(WHAT YOU SHOULD DO) Write out the full listing again, exactly as it stands.

(SUPPLIED DATA)
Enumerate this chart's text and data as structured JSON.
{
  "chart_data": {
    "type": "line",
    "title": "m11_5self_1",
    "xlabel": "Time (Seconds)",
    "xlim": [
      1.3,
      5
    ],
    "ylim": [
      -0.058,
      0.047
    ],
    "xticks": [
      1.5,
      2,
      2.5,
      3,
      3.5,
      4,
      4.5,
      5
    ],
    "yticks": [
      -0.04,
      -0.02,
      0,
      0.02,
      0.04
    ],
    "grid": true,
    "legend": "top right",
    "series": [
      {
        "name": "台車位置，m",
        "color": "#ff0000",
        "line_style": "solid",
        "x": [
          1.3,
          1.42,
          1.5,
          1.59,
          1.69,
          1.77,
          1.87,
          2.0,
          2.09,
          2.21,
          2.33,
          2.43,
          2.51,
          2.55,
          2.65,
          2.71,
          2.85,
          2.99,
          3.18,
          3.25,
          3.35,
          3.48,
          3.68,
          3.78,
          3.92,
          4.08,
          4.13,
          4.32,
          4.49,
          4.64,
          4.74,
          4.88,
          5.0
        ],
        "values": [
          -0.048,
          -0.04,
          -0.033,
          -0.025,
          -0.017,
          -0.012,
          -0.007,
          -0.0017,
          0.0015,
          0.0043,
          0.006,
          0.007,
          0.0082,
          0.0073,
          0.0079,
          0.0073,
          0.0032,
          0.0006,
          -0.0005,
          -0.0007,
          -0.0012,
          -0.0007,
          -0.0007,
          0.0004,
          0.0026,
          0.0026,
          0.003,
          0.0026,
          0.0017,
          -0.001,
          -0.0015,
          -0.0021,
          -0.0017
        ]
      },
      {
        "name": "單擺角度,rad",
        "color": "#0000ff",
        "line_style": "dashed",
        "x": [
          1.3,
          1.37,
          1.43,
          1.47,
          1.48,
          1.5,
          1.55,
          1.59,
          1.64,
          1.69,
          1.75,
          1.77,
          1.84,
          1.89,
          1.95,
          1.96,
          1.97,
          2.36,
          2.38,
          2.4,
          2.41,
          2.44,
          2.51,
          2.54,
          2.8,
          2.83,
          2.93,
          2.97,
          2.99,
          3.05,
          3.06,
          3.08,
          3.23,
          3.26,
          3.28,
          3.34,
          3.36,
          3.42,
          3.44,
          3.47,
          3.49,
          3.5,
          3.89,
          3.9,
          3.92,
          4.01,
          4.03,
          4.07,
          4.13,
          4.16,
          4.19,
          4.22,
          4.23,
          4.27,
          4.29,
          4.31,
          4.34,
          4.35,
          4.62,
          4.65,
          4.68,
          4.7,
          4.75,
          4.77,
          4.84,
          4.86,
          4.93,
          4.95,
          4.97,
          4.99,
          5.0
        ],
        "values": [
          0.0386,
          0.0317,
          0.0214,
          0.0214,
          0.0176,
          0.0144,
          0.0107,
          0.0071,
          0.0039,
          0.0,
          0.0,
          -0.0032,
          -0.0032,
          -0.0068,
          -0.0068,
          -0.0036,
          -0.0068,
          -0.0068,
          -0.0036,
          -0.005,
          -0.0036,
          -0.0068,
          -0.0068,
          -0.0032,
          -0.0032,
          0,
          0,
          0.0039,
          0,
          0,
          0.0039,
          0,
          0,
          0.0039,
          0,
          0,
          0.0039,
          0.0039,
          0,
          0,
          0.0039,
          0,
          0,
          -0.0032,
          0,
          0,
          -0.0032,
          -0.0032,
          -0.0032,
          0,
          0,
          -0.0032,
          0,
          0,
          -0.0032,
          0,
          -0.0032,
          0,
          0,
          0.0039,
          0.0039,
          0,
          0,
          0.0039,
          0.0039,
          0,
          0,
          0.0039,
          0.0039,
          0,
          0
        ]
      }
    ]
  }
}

(OUTPUT FOR THIS EXERCISE)
Enumerate this chart's text and data as structured JSON.
{
  "chart_data": {
    "type": "line",
    "title": "m11_5self_1",
    "xlabel": "Time (Seconds)",
    "xlim": [
      1.3,
      5
    ],
    "ylim": [
      -0.058,
      0.047
    ],
    "xticks": [
      1.5,
      2,
      2.5,
      3,
      3.5,
      4,
      4.5,
      5
    ],
    "yticks": [
      -0.04,
      -0.02,
      0,
      0.02,
      0.04
    ],
    "grid": true,
    "legend": "top right",
    "series": [
      {
        "name": "台車位置，m",
        "color": "#ff0000",
        "line_style": "solid",
        "x": [
          1.3,
          1.42,
          1.5,
          1.59,
          1.69,
          1.77,
          1.87,
          2.0,
          2.09,
          2.21,
          2.33,
          2.43,
          2.51,
          2.55,
          2.65,
          2.71,
          2.85,
          2.99,
          3.18,
          3.25,
          3.35,
          3.48,
          3.68,
          3.78,
          3.92,
          4.08,
          4.13,
          4.32,
          4.49,
          4.64,
          4.74,
          4.88,
          5.0
        ],
        "values": [
          -0.048,
          -0.04,
          -0.033,
          -0.025,
          -0.017,
          -0.012,
          -0.007,
          -0.0017,
          0.0015,
          0.0043,
          0.006,
          0.007,
          0.0082,
          0.0073,
          0.0079,
          0.0073,
          0.0032,
          0.0006,
          -0.0005,
          -0.0007,
          -0.0012,
          -0.0007,
          -0.0007,
          0.0004,
          0.0026,
          0.0026,
          0.003,
          0.0026,
          0.0017,
          -0.001,
          -0.0015,
          -0.0021,
          -0.0017
        ]
      },
      {
        "name": "單擺角度,rad",
        "color": "#0000ff",
        "line_style": "dashed",
        "x": [
          1.3,
          1.37,
          1.43,
          1.47,
          1.48,
          1.5,
          1.55,
          1.59,
          1.64,
          1.69,
          1.75,
          1.77,
          1.84,
          1.89,
          1.95,
          1.96,
          1.97,
          2.36,
          2.38,
          2.4,
          2.41,
          2.44,
          2.51,
          2.54,
          2.8,
          2.83,
          2.93,
          2.97,
          2.99,
          3.05,
          3.06,
          3.08,
          3.23,
          3.26,
          3.28,
          3.34,
          3.36,
          3.42,
          3.44,
          3.47,
          3.49,
          3.5,
          3.89,
          3.9,
          3.92,
          4.01,
          4.03,
          4.07,
          4.13,
          4.16,
          4.19,
          4.22,
          4.23,
          4.27,
          4.29,
          4.31,
          4.34,
          4.35,
          4.62,
          4.65,
          4.68,
          4.7,
          4.75,
          4.77,
          4.84,
          4.86,
          4.93,
          4.95,
          4.97,
          4.99,
          5.0
        ],
        "values": [
          0.0386,
          0.0317,
          0.0214,
          0.0214,
          0.0176,
          0.0144,
          0.0107,
          0.0071,
          0.0039,
          0.0,
          0.0,
          -0.0032,
          -0.0032,
          -0.0068,
          -0.0068,
          -0.0036,
          -0.0068,
          -0.0068,
          -0.0036,
          -0.005,
          -0.0036,
          -0.0068,
          -0.0068,
          -0.0032,
          -0.0032,
          0,
          0,
          0.0039,
          0,
          0,
          0.0039,
          0,
          0,
          0.0039,
          0,
          0,
          0.0039,
          0.0039,
          0,
          0,
          0.0039,
          0,
          0,
          -0.0032,
          0,
          0,
          -0.0032,
          -0.0032,
          -0.0032,
          0,
          0,
          -0.0032,
          0,
          0,
          -0.0032,
          0,
          -0.0032,
          0,
          0,
          0.0039,
          0.0039,
          0,
          0,
          0.0039,
          0.0039,
          0,
          0,
          0.0039,
          0.0039,
          0,
          0
        ]
      }
    ]
  }
}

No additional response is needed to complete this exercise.